What this task involves - Identify the lines that contain the word "источников", then copy them.
--- start Material shown ---
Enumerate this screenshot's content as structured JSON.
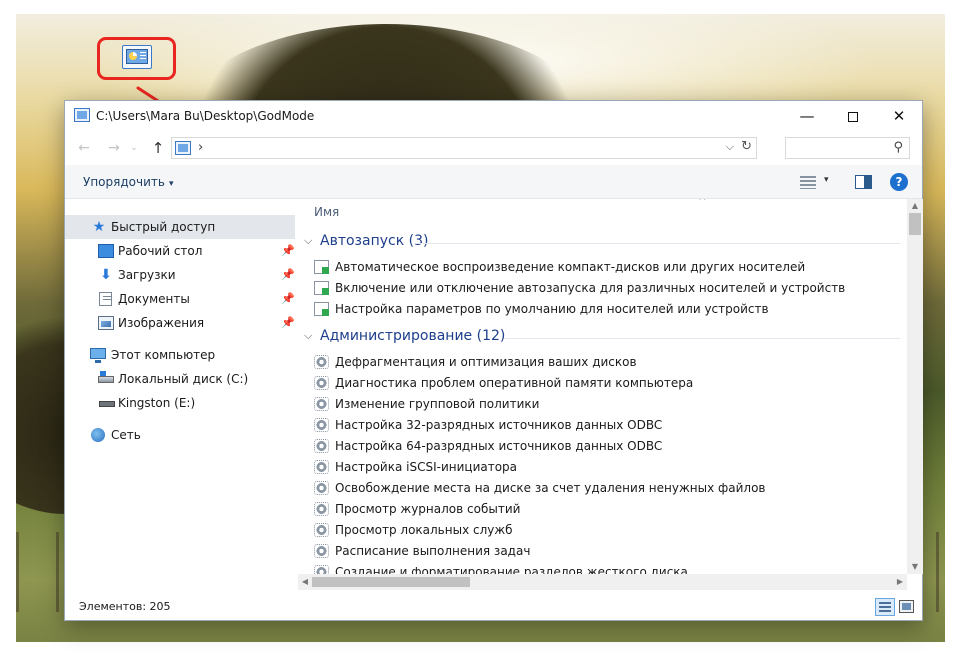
{
  "window": {
    "title": "C:\\Users\\Mara Bu\\Desktop\\GodMode",
    "minimize_glyph": "—",
    "close_glyph": "✕"
  },
  "toolbar": {
    "organize_label": "Упорядочить",
    "caret": "▾"
  },
  "address": {
    "separator": "›",
    "dropdown": "⌵",
    "refresh": "↻"
  },
  "search": {
    "placeholder": "",
    "icon": "⚲"
  },
  "nav_glyphs": {
    "back": "←",
    "forward": "→",
    "recent": "⌄",
    "up": "↑"
  },
  "sidebar": {
    "items": [
      {
        "label": "Быстрый доступ",
        "icon": "star-icon",
        "pinned": false
      },
      {
        "label": "Рабочий стол",
        "icon": "desktop-icon",
        "pinned": true
      },
      {
        "label": "Загрузки",
        "icon": "downloads-icon",
        "pinned": true
      },
      {
        "label": "Документы",
        "icon": "documents-icon",
        "pinned": true
      },
      {
        "label": "Изображения",
        "icon": "pictures-icon",
        "pinned": true
      },
      {
        "label": "Этот компьютер",
        "icon": "computer-icon",
        "pinned": false
      },
      {
        "label": "Локальный диск (C:)",
        "icon": "drive-icon",
        "pinned": false
      },
      {
        "label": "Kingston (E:)",
        "icon": "usb-drive-icon",
        "pinned": false
      },
      {
        "label": "Сеть",
        "icon": "network-icon",
        "pinned": false
      }
    ],
    "pin_glyph": "📌"
  },
  "content": {
    "column_header": "Имя",
    "sort_glyph": "^",
    "groups": [
      {
        "name": "Автозапуск (3)",
        "icon": "autoplay-icon",
        "items": [
          "Автоматическое воспроизведение компакт-дисков или других носителей",
          "Включение или отключение автозапуска для различных носителей и устройств",
          "Настройка параметров по умолчанию для носителей или устройств"
        ]
      },
      {
        "name": "Администрирование (12)",
        "icon": "admin-tools-icon",
        "items": [
          "Дефрагментация и оптимизация ваших дисков",
          "Диагностика проблем оперативной памяти компьютера",
          "Изменение групповой политики",
          "Настройка 32-разрядных источников данных ODBC",
          "Настройка 64-разрядных источников данных ODBC",
          "Настройка iSCSI-инициатора",
          "Освобождение места на диске за счет удаления ненужных файлов",
          "Просмотр журналов событий",
          "Просмотр локальных служб",
          "Расписание выполнения задач",
          "Создание и форматирование разделов жесткого диска"
        ]
      }
    ]
  },
  "statusbar": {
    "item_count": "Элементов: 205"
  },
  "colors": {
    "annotation_red": "#e8261f",
    "group_header": "#1e3f8c",
    "selected_nav": "#e3e6ea"
  }
}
--- end Material shown ---
Reply -
          "Настройка 32-разрядных источников данных ODBC",
          "Настройка 64-разрядных источников данных ODBC",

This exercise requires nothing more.